▼

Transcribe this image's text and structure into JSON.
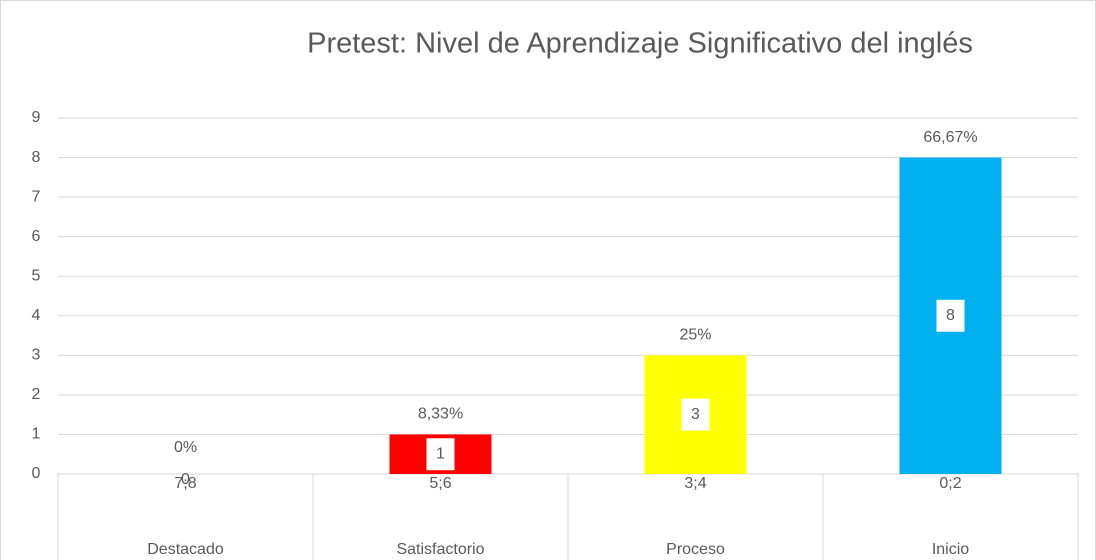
{
  "chart_data": {
    "type": "bar",
    "title": "Pretest: Nivel de Aprendizaje Significativo del inglés",
    "categories": [
      "7;8",
      "5;6",
      "3;4",
      "0;2"
    ],
    "category_groups": [
      "Destacado",
      "Satisfactorio",
      "Proceso",
      "Inicio"
    ],
    "values": [
      0,
      1,
      3,
      8
    ],
    "colors": [
      null,
      "#ff0000",
      "#ffff00",
      "#00b0f0"
    ],
    "percent_values": [
      0,
      8.33,
      25,
      66.67
    ],
    "percent_labels": [
      "0%",
      "8,33%",
      "25%",
      "66,67%"
    ],
    "ylim": [
      0,
      9
    ],
    "yticks": [
      0,
      1,
      2,
      3,
      4,
      5,
      6,
      7,
      8,
      9
    ],
    "grid": true
  }
}
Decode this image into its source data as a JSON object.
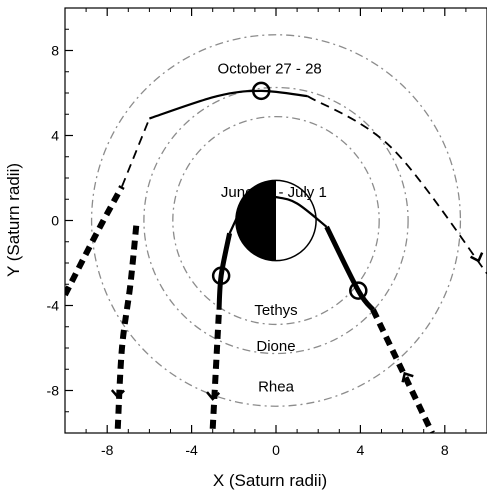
{
  "chart_data": {
    "type": "line",
    "title": "",
    "xlabel": "X (Saturn radii)",
    "ylabel": "Y (Saturn radii)",
    "xlim": [
      -10,
      10
    ],
    "ylim": [
      -10,
      10
    ],
    "grid": false,
    "x_ticks": [
      -8,
      -4,
      0,
      4,
      8
    ],
    "y_ticks": [
      8,
      4,
      0,
      -4,
      -8
    ],
    "saturn": {
      "center": [
        0,
        0
      ],
      "radius": 1,
      "dark_side": "left"
    },
    "moon_orbits": [
      {
        "name": "Tethys",
        "radius": 4.89,
        "label_at": [
          0,
          -4.2
        ]
      },
      {
        "name": "Dione",
        "radius": 6.26,
        "label_at": [
          0,
          -5.9
        ]
      },
      {
        "name": "Rhea",
        "radius": 8.74,
        "label_at": [
          0,
          -7.8
        ]
      }
    ],
    "series": [
      {
        "name": "",
        "label": "October 27 - 28",
        "label_at": [
          -0.3,
          7.2
        ],
        "closest_approach_marker": [
          -0.7,
          6.1
        ],
        "points": [
          [
            -10,
            -3.5
          ],
          [
            -6,
            4.8
          ],
          [
            -0.7,
            6.1
          ],
          [
            5.5,
            3.4
          ],
          [
            10,
            -2.5
          ]
        ],
        "inbound_arrow_at": [
          9.5,
          -1.9
        ],
        "segments": [
          {
            "style": "thick-dash",
            "points": [
              [
                -10,
                -3.5
              ],
              [
                -8.5,
                -0.6
              ],
              [
                -7.3,
                1.6
              ]
            ]
          },
          {
            "style": "dash",
            "points": [
              [
                -7.3,
                1.6
              ],
              [
                -6,
                4.8
              ]
            ]
          },
          {
            "style": "solid",
            "points": [
              [
                -6,
                4.8
              ],
              [
                -2.8,
                5.85
              ],
              [
                -0.7,
                6.1
              ],
              [
                1.5,
                5.85
              ]
            ]
          },
          {
            "style": "dash",
            "points": [
              [
                1.5,
                5.85
              ],
              [
                5.5,
                3.4
              ],
              [
                10,
                -2.5
              ]
            ]
          }
        ]
      },
      {
        "name": "",
        "label": "June 30 - July 1",
        "label_at": [
          -0.1,
          1.4
        ],
        "closest_approach_markers": [
          [
            -2.6,
            -2.6
          ],
          [
            3.9,
            -3.3
          ]
        ],
        "points": [
          [
            -3.0,
            -9.8
          ],
          [
            -2.6,
            -2.6
          ],
          [
            -1.2,
            1.2
          ],
          [
            1.0,
            0.8
          ],
          [
            3.9,
            -3.3
          ],
          [
            7.4,
            -10
          ]
        ],
        "arrows_at": [
          [
            -3.0,
            -8.4
          ],
          [
            6.1,
            -7.3
          ]
        ],
        "segments": [
          {
            "style": "thick-dash",
            "points": [
              [
                -3.0,
                -9.8
              ],
              [
                -2.7,
                -4.2
              ]
            ]
          },
          {
            "style": "thick",
            "points": [
              [
                -2.7,
                -4.2
              ],
              [
                -2.6,
                -2.6
              ],
              [
                -2.2,
                -0.6
              ]
            ]
          },
          {
            "style": "solid",
            "points": [
              [
                -2.2,
                -0.6
              ],
              [
                -1.2,
                1.2
              ],
              [
                0,
                1.1
              ],
              [
                1.0,
                0.8
              ],
              [
                2.4,
                -0.3
              ]
            ]
          },
          {
            "style": "thick",
            "points": [
              [
                2.4,
                -0.3
              ],
              [
                3.9,
                -3.3
              ],
              [
                4.6,
                -4.2
              ]
            ]
          },
          {
            "style": "thick-dash",
            "points": [
              [
                4.6,
                -4.2
              ],
              [
                7.4,
                -10
              ]
            ]
          }
        ]
      },
      {
        "name": "",
        "points": [
          [
            -7.5,
            -9.8
          ],
          [
            -6.9,
            -3.0
          ],
          [
            -6.6,
            0.0
          ]
        ],
        "arrows_at": [
          [
            -7.5,
            -8.4
          ]
        ],
        "segments": [
          {
            "style": "thick-dash",
            "points": [
              [
                -7.5,
                -9.8
              ],
              [
                -7.3,
                -6.0
              ],
              [
                -6.9,
                -3.0
              ],
              [
                -6.6,
                0.0
              ]
            ]
          }
        ]
      }
    ]
  }
}
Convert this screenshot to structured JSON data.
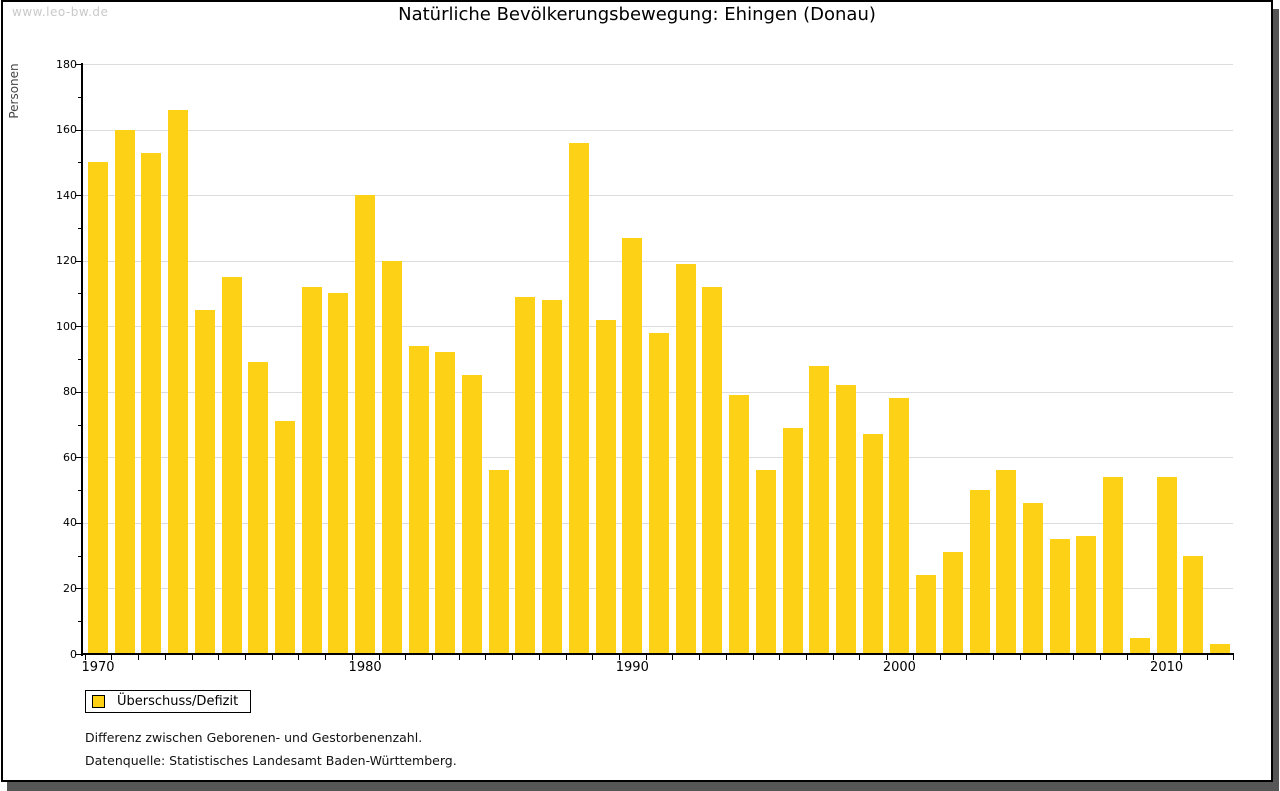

▲

> Goal
Go through the data above and transcribe it in full, omitting any image.

> Response below
Transcribe this image's text and structure into JSON.
{
  "chart_data": {
    "type": "bar",
    "title": "Pretest: Nivel de Aprendizaje Significativo del inglés",
    "categories": [
      "7;8",
      "5;6",
      "3;4",
      "0;2"
    ],
    "category_groups": [
      "Destacado",
      "Satisfactorio",
      "Proceso",
      "Inicio"
    ],
    "values": [
      0,
      1,
      3,
      8
    ],
    "colors": [
      null,
      "#ff0000",
      "#ffff00",
      "#00b0f0"
    ],
    "percent_values": [
      0,
      8.33,
      25,
      66.67
    ],
    "percent_labels": [
      "0%",
      "8,33%",
      "25%",
      "66,67%"
    ],
    "ylim": [
      0,
      9
    ],
    "yticks": [
      0,
      1,
      2,
      3,
      4,
      5,
      6,
      7,
      8,
      9
    ],
    "grid": true
  }
}
Decode this image into its source data as a JSON object.
{
  "chart_data": {
    "type": "line",
    "title": "",
    "xlabel": "X (Saturn radii)",
    "ylabel": "Y (Saturn radii)",
    "xlim": [
      -10,
      10
    ],
    "ylim": [
      -10,
      10
    ],
    "grid": false,
    "x_ticks": [
      -8,
      -4,
      0,
      4,
      8
    ],
    "y_ticks": [
      8,
      4,
      0,
      -4,
      -8
    ],
    "saturn": {
      "center": [
        0,
        0
      ],
      "radius": 1,
      "dark_side": "left"
    },
    "moon_orbits": [
      {
        "name": "Tethys",
        "radius": 4.89,
        "label_at": [
          0,
          -4.2
        ]
      },
      {
        "name": "Dione",
        "radius": 6.26,
        "label_at": [
          0,
          -5.9
        ]
      },
      {
        "name": "Rhea",
        "radius": 8.74,
        "label_at": [
          0,
          -7.8
        ]
      }
    ],
    "series": [
      {
        "name": "",
        "label": "October 27 - 28",
        "label_at": [
          -0.3,
          7.2
        ],
        "closest_approach_marker": [
          -0.7,
          6.1
        ],
        "points": [
          [
            -10,
            -3.5
          ],
          [
            -6,
            4.8
          ],
          [
            -0.7,
            6.1
          ],
          [
            5.5,
            3.4
          ],
          [
            10,
            -2.5
          ]
        ],
        "inbound_arrow_at": [
          9.5,
          -1.9
        ],
        "segments": [
          {
            "style": "thick-dash",
            "points": [
              [
                -10,
                -3.5
              ],
              [
                -8.5,
                -0.6
              ],
              [
                -7.3,
                1.6
              ]
            ]
          },
          {
            "style": "dash",
            "points": [
              [
                -7.3,
                1.6
              ],
              [
                -6,
                4.8
              ]
            ]
          },
          {
            "style": "solid",
            "points": [
              [
                -6,
                4.8
              ],
              [
                -2.8,
                5.85
              ],
              [
                -0.7,
                6.1
              ],
              [
                1.5,
                5.85
              ]
            ]
          },
          {
            "style": "dash",
            "points": [
              [
                1.5,
                5.85
              ],
              [
                5.5,
                3.4
              ],
              [
                10,
                -2.5
              ]
            ]
          }
        ]
      },
      {
        "name": "",
        "label": "June 30 - July 1",
        "label_at": [
          -0.1,
          1.4
        ],
        "closest_approach_markers": [
          [
            -2.6,
            -2.6
          ],
          [
            3.9,
            -3.3
          ]
        ],
        "points": [
          [
            -3.0,
            -9.8
          ],
          [
            -2.6,
            -2.6
          ],
          [
            -1.2,
            1.2
          ],
          [
            1.0,
            0.8
          ],
          [
            3.9,
            -3.3
          ],
          [
            7.4,
            -10
          ]
        ],
        "arrows_at": [
          [
            -3.0,
            -8.4
          ],
          [
            6.1,
            -7.3
          ]
        ],
        "segments": [
          {
            "style": "thick-dash",
            "points": [
              [
                -3.0,
                -9.8
              ],
              [
                -2.7,
                -4.2
              ]
            ]
          },
          {
            "style": "thick",
            "points": [
              [
                -2.7,
                -4.2
              ],
              [
                -2.6,
                -2.6
              ],
              [
                -2.2,
                -0.6
              ]
            ]
          },
          {
            "style": "solid",
            "points": [
              [
                -2.2,
                -0.6
              ],
              [
                -1.2,
                1.2
              ],
              [
                0,
                1.1
              ],
              [
                1.0,
                0.8
              ],
              [
                2.4,
                -0.3
              ]
            ]
          },
          {
            "style": "thick",
            "points": [
              [
                2.4,
                -0.3
              ],
              [
                3.9,
                -3.3
              ],
              [
                4.6,
                -4.2
              ]
            ]
          },
          {
            "style": "thick-dash",
            "points": [
              [
                4.6,
                -4.2
              ],
              [
                7.4,
                -10
              ]
            ]
          }
        ]
      },
      {
        "name": "",
        "points": [
          [
            -7.5,
            -9.8
          ],
          [
            -6.9,
            -3.0
          ],
          [
            -6.6,
            0.0
          ]
        ],
        "arrows_at": [
          [
            -7.5,
            -8.4
          ]
        ],
        "segments": [
          {
            "style": "thick-dash",
            "points": [
              [
                -7.5,
                -9.8
              ],
              [
                -7.3,
                -6.0
              ],
              [
                -6.9,
                -3.0
              ],
              [
                -6.6,
                0.0
              ]
            ]
          }
        ]
      }
    ]
  }
}
Convert this screenshot to structured JSON data.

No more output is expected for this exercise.